▸ AIM
Check each line of the material below, and copy it if it holds the string "动态止损".

▸ DATA FOR THE TASK
##############################

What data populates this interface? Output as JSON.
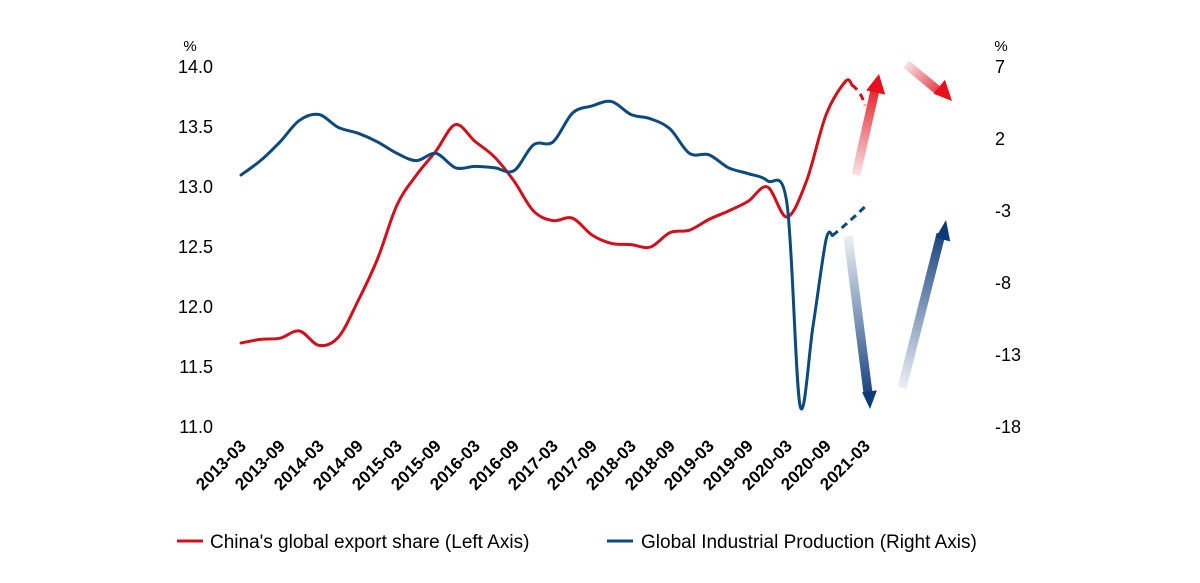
{
  "chart_data": {
    "type": "line",
    "left_axis": {
      "unit": "%",
      "ylim": [
        11.0,
        14.0
      ],
      "ticks": [
        "14.0",
        "13.5",
        "13.0",
        "12.5",
        "12.0",
        "11.5",
        "11.0"
      ]
    },
    "right_axis": {
      "unit": "%",
      "ylim": [
        -18,
        7
      ],
      "ticks": [
        "7",
        "2",
        "-3",
        "-8",
        "-13",
        "-18"
      ]
    },
    "x_ticks": [
      "2013-03",
      "2013-09",
      "2014-03",
      "2014-09",
      "2015-03",
      "2015-09",
      "2016-03",
      "2016-09",
      "2017-03",
      "2017-09",
      "2018-03",
      "2018-09",
      "2019-03",
      "2019-09",
      "2020-03",
      "2020-09",
      "2021-03"
    ],
    "series": [
      {
        "name": "China's global export share (Left Axis)",
        "axis": "left",
        "color": "#d0111b",
        "points": [
          [
            "2013-03",
            11.7
          ],
          [
            "2013-06",
            11.73
          ],
          [
            "2013-09",
            11.74
          ],
          [
            "2013-12",
            11.8
          ],
          [
            "2014-03",
            11.68
          ],
          [
            "2014-06",
            11.75
          ],
          [
            "2014-09",
            12.05
          ],
          [
            "2014-12",
            12.4
          ],
          [
            "2015-03",
            12.85
          ],
          [
            "2015-06",
            13.1
          ],
          [
            "2015-09",
            13.3
          ],
          [
            "2015-12",
            13.52
          ],
          [
            "2016-03",
            13.38
          ],
          [
            "2016-06",
            13.25
          ],
          [
            "2016-09",
            13.05
          ],
          [
            "2016-12",
            12.8
          ],
          [
            "2017-03",
            12.72
          ],
          [
            "2017-06",
            12.74
          ],
          [
            "2017-09",
            12.6
          ],
          [
            "2017-12",
            12.53
          ],
          [
            "2018-03",
            12.52
          ],
          [
            "2018-06",
            12.5
          ],
          [
            "2018-09",
            12.62
          ],
          [
            "2018-12",
            12.64
          ],
          [
            "2019-03",
            12.73
          ],
          [
            "2019-06",
            12.8
          ],
          [
            "2019-09",
            12.88
          ],
          [
            "2019-12",
            13.0
          ],
          [
            "2020-03",
            12.75
          ],
          [
            "2020-06",
            13.05
          ],
          [
            "2020-09",
            13.6
          ],
          [
            "2020-12",
            13.88
          ],
          [
            "2021-01",
            13.85
          ]
        ],
        "projection": [
          [
            "2021-01",
            13.85
          ],
          [
            "2021-03",
            13.68
          ]
        ]
      },
      {
        "name": "Global Industrial Production (Right Axis)",
        "axis": "right",
        "color": "#0d4a7e",
        "points": [
          [
            "2013-03",
            -0.5
          ],
          [
            "2013-06",
            0.5
          ],
          [
            "2013-09",
            1.8
          ],
          [
            "2013-12",
            3.3
          ],
          [
            "2014-03",
            3.7
          ],
          [
            "2014-06",
            2.8
          ],
          [
            "2014-09",
            2.4
          ],
          [
            "2014-12",
            1.8
          ],
          [
            "2015-03",
            1.0
          ],
          [
            "2015-06",
            0.5
          ],
          [
            "2015-09",
            1.0
          ],
          [
            "2015-12",
            -0.0
          ],
          [
            "2016-03",
            0.1
          ],
          [
            "2016-06",
            0.0
          ],
          [
            "2016-09",
            -0.2
          ],
          [
            "2016-12",
            1.6
          ],
          [
            "2017-03",
            1.8
          ],
          [
            "2017-06",
            3.8
          ],
          [
            "2017-09",
            4.3
          ],
          [
            "2017-12",
            4.6
          ],
          [
            "2018-03",
            3.7
          ],
          [
            "2018-06",
            3.4
          ],
          [
            "2018-09",
            2.7
          ],
          [
            "2018-12",
            1.0
          ],
          [
            "2019-03",
            0.9
          ],
          [
            "2019-06",
            0.0
          ],
          [
            "2019-09",
            -0.4
          ],
          [
            "2019-12",
            -0.9
          ],
          [
            "2020-03",
            -2.5
          ],
          [
            "2020-05",
            -16.5
          ],
          [
            "2020-07",
            -11.0
          ],
          [
            "2020-09",
            -5.0
          ],
          [
            "2020-10",
            -4.7
          ]
        ],
        "projection": [
          [
            "2020-10",
            -4.7
          ],
          [
            "2021-03",
            -2.7
          ]
        ]
      }
    ],
    "legend_position": "bottom"
  }
}
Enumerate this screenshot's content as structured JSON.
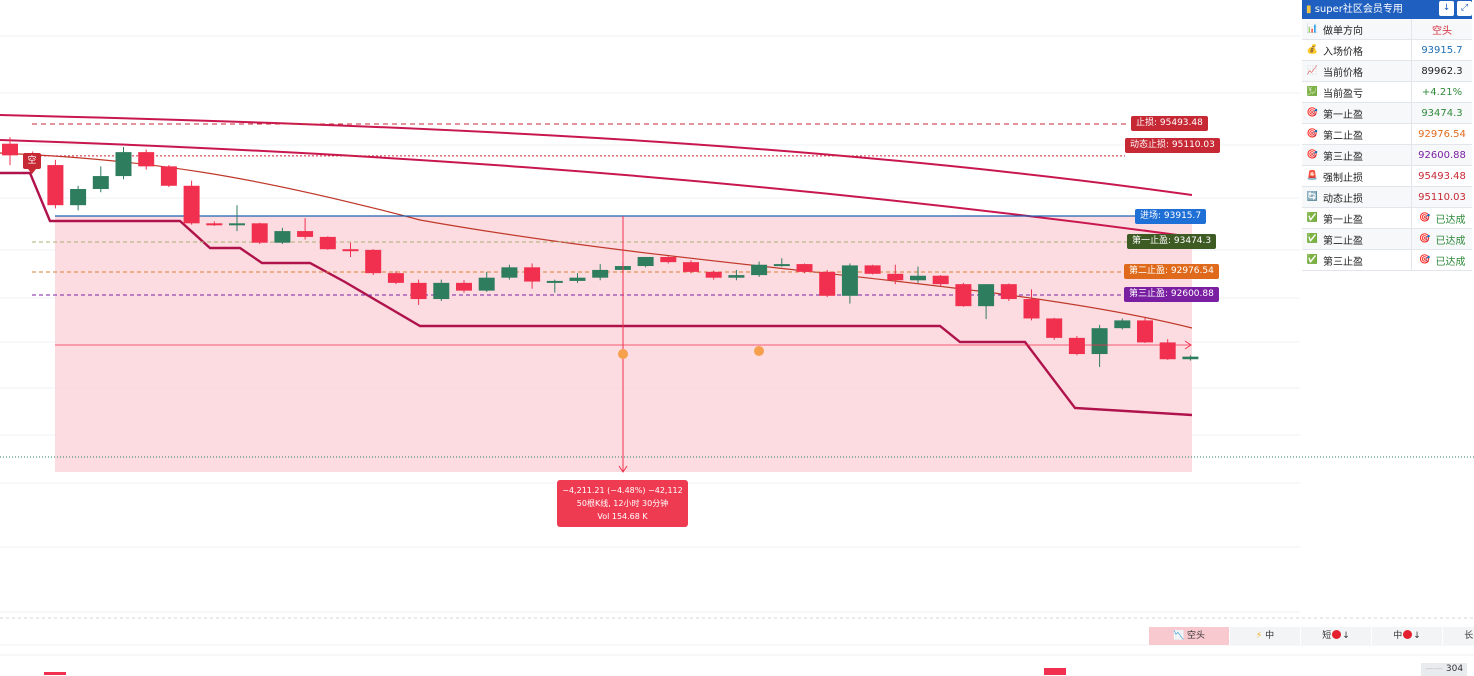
{
  "chart_data": {
    "type": "candlestick",
    "ylim": [
      89480,
      95880
    ],
    "candles": [
      {
        "o": 95050,
        "h": 95150,
        "l": 94720,
        "c": 94870
      },
      {
        "o": 94870,
        "h": 94930,
        "l": 94620,
        "c": 94720
      },
      {
        "o": 94720,
        "h": 94800,
        "l": 94050,
        "c": 94100
      },
      {
        "o": 94100,
        "h": 94400,
        "l": 94020,
        "c": 94350
      },
      {
        "o": 94350,
        "h": 94700,
        "l": 94300,
        "c": 94550
      },
      {
        "o": 94550,
        "h": 95000,
        "l": 94500,
        "c": 94920
      },
      {
        "o": 94920,
        "h": 94960,
        "l": 94650,
        "c": 94700
      },
      {
        "o": 94700,
        "h": 94720,
        "l": 94380,
        "c": 94400
      },
      {
        "o": 94400,
        "h": 94480,
        "l": 93800,
        "c": 93820
      },
      {
        "o": 93820,
        "h": 93850,
        "l": 93780,
        "c": 93790
      },
      {
        "o": 93790,
        "h": 94100,
        "l": 93700,
        "c": 93820
      },
      {
        "o": 93820,
        "h": 93830,
        "l": 93500,
        "c": 93520
      },
      {
        "o": 93520,
        "h": 93750,
        "l": 93500,
        "c": 93700
      },
      {
        "o": 93700,
        "h": 93900,
        "l": 93570,
        "c": 93610
      },
      {
        "o": 93610,
        "h": 93620,
        "l": 93410,
        "c": 93420
      },
      {
        "o": 93420,
        "h": 93520,
        "l": 93300,
        "c": 93410
      },
      {
        "o": 93410,
        "h": 93420,
        "l": 93020,
        "c": 93050
      },
      {
        "o": 93050,
        "h": 93080,
        "l": 92880,
        "c": 92900
      },
      {
        "o": 92900,
        "h": 92950,
        "l": 92560,
        "c": 92650
      },
      {
        "o": 92650,
        "h": 92950,
        "l": 92620,
        "c": 92900
      },
      {
        "o": 92900,
        "h": 92940,
        "l": 92750,
        "c": 92780
      },
      {
        "o": 92780,
        "h": 93070,
        "l": 92760,
        "c": 92980
      },
      {
        "o": 92980,
        "h": 93180,
        "l": 92950,
        "c": 93140
      },
      {
        "o": 93140,
        "h": 93200,
        "l": 92810,
        "c": 92920
      },
      {
        "o": 92920,
        "h": 92950,
        "l": 92750,
        "c": 92930
      },
      {
        "o": 92930,
        "h": 93050,
        "l": 92900,
        "c": 92980
      },
      {
        "o": 92980,
        "h": 93190,
        "l": 92940,
        "c": 93100
      },
      {
        "o": 93100,
        "h": 93220,
        "l": 93080,
        "c": 93160
      },
      {
        "o": 93160,
        "h": 93250,
        "l": 93140,
        "c": 93300
      },
      {
        "o": 93300,
        "h": 93310,
        "l": 93200,
        "c": 93220
      },
      {
        "o": 93220,
        "h": 93250,
        "l": 93050,
        "c": 93070
      },
      {
        "o": 93070,
        "h": 93090,
        "l": 92950,
        "c": 92980
      },
      {
        "o": 92980,
        "h": 93100,
        "l": 92940,
        "c": 93020
      },
      {
        "o": 93020,
        "h": 93230,
        "l": 92990,
        "c": 93180
      },
      {
        "o": 93180,
        "h": 93280,
        "l": 93150,
        "c": 93190
      },
      {
        "o": 93190,
        "h": 93200,
        "l": 93050,
        "c": 93070
      },
      {
        "o": 93070,
        "h": 93100,
        "l": 92680,
        "c": 92700
      },
      {
        "o": 92700,
        "h": 93200,
        "l": 92580,
        "c": 93170
      },
      {
        "o": 93170,
        "h": 93180,
        "l": 93030,
        "c": 93040
      },
      {
        "o": 93040,
        "h": 93180,
        "l": 92880,
        "c": 92940
      },
      {
        "o": 92940,
        "h": 93150,
        "l": 92900,
        "c": 93010
      },
      {
        "o": 93010,
        "h": 93020,
        "l": 92850,
        "c": 92880
      },
      {
        "o": 92880,
        "h": 92900,
        "l": 92530,
        "c": 92540
      },
      {
        "o": 92540,
        "h": 92880,
        "l": 92340,
        "c": 92880
      },
      {
        "o": 92880,
        "h": 92890,
        "l": 92620,
        "c": 92650
      },
      {
        "o": 92650,
        "h": 92800,
        "l": 92320,
        "c": 92350
      },
      {
        "o": 92350,
        "h": 92360,
        "l": 92020,
        "c": 92050
      },
      {
        "o": 92050,
        "h": 92080,
        "l": 91780,
        "c": 91800
      },
      {
        "o": 91800,
        "h": 92250,
        "l": 91600,
        "c": 92200
      },
      {
        "o": 92200,
        "h": 92350,
        "l": 92180,
        "c": 92320
      },
      {
        "o": 92320,
        "h": 92360,
        "l": 91970,
        "c": 91980
      },
      {
        "o": 91980,
        "h": 92030,
        "l": 91710,
        "c": 91720
      },
      {
        "o": 91720,
        "h": 91780,
        "l": 91700,
        "c": 91760
      }
    ],
    "lines": {
      "entry": 93915.7,
      "tp1": 93474.3,
      "tp2": 92976.54,
      "tp3": 92600.88,
      "stop_loss": 95493.48,
      "dynamic_stop": 95110.03
    },
    "line_labels": {
      "entry": "进场: 93915.7",
      "tp1": "第一止盈: 93474.3",
      "tp2": "第二止盈: 92976.54",
      "tp3": "第三止盈: 92600.88",
      "stop_loss": "止损: 95493.48",
      "dynamic_stop": "动态止损: 95110.03"
    },
    "short_marker": "空",
    "measure": {
      "line1": "−4,211.21 (−4.48%) −42,112",
      "line2": "50根K线, 12小时 30分钟",
      "line3": "Vol 154.68 K"
    },
    "volume_value": "304"
  },
  "panel": {
    "title": "super社区会员专用",
    "rows": [
      {
        "icon": "bar-chart-icon",
        "label": "做单方向",
        "value": "空头",
        "color": "#d3303f"
      },
      {
        "icon": "money-bag-icon",
        "label": "入场价格",
        "value": "93915.7",
        "color": "#1f6fb5"
      },
      {
        "icon": "trend-chart-icon",
        "label": "当前价格",
        "value": "89962.3",
        "color": "#222222"
      },
      {
        "icon": "yen-icon",
        "label": "当前盈亏",
        "value": "+4.21%",
        "color": "#2f8a3a"
      },
      {
        "icon": "target-icon",
        "label": "第一止盈",
        "value": "93474.3",
        "color": "#2f8a3a"
      },
      {
        "icon": "target-icon",
        "label": "第二止盈",
        "value": "92976.54",
        "color": "#e06a1b"
      },
      {
        "icon": "target-icon",
        "label": "第三止盈",
        "value": "92600.88",
        "color": "#7a1fa2"
      },
      {
        "icon": "siren-icon",
        "label": "强制止损",
        "value": "95493.48",
        "color": "#c62834"
      },
      {
        "icon": "refresh-icon",
        "label": "动态止损",
        "value": "95110.03",
        "color": "#c62834"
      },
      {
        "icon": "check-icon",
        "label": "第一止盈",
        "value": "已达成",
        "color": "#2f8a3a"
      },
      {
        "icon": "check-icon",
        "label": "第二止盈",
        "value": "已达成",
        "color": "#2f8a3a"
      },
      {
        "icon": "check-icon",
        "label": "第三止盈",
        "value": "已达成",
        "color": "#2f8a3a"
      }
    ]
  },
  "bottom_bar": {
    "direction": "空头",
    "strength": "中",
    "short": "短",
    "mid": "中",
    "long": "长"
  }
}
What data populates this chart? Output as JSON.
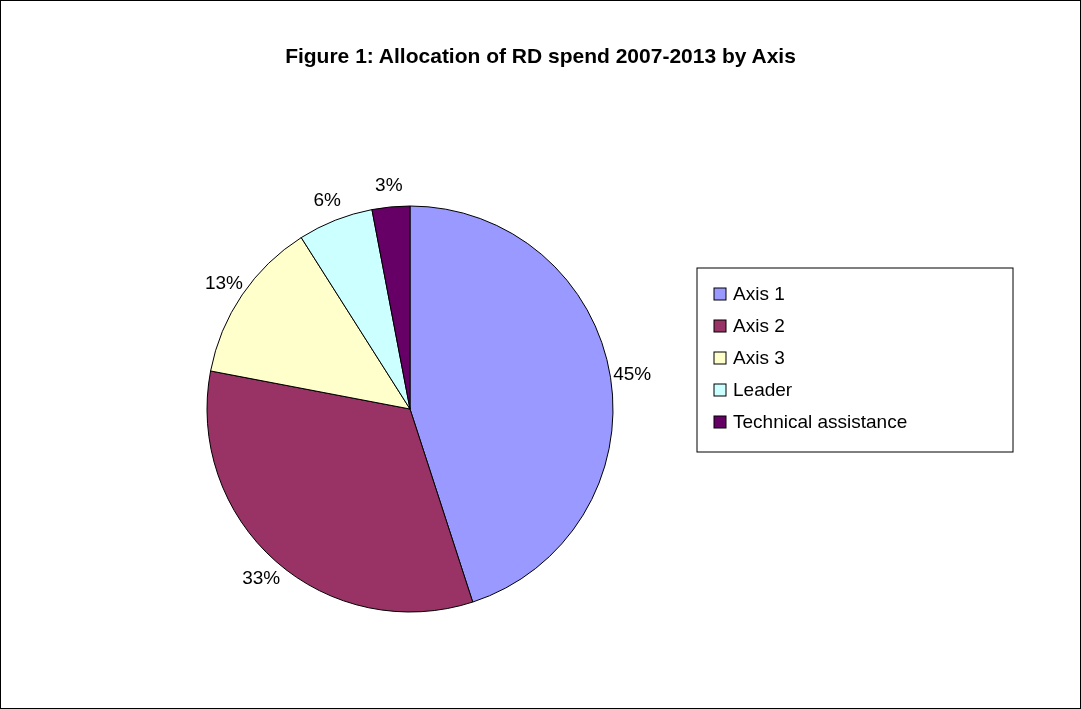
{
  "chart_data": {
    "type": "pie",
    "title": "Figure 1: Allocation of RD spend 2007-2013 by Axis",
    "categories": [
      "Axis 1",
      "Axis 2",
      "Axis 3",
      "Leader",
      "Technical assistance"
    ],
    "values": [
      45,
      33,
      13,
      6,
      3
    ],
    "value_labels": [
      "45%",
      "33%",
      "13%",
      "6%",
      "3%"
    ],
    "colors": [
      "#9999ff",
      "#993366",
      "#ffffcc",
      "#ccffff",
      "#660066"
    ],
    "legend": "right"
  }
}
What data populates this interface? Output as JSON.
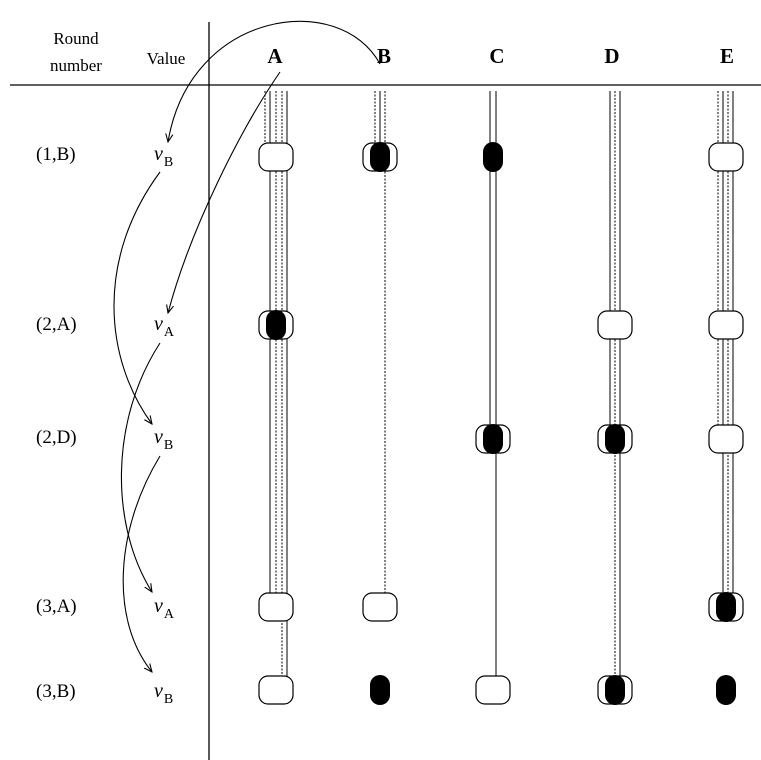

##############################

▸ RESPONSE FOR THIS EXERCISE
      "dynamic_stop": "动态止损: 95110.03"
        "label": "动态止损",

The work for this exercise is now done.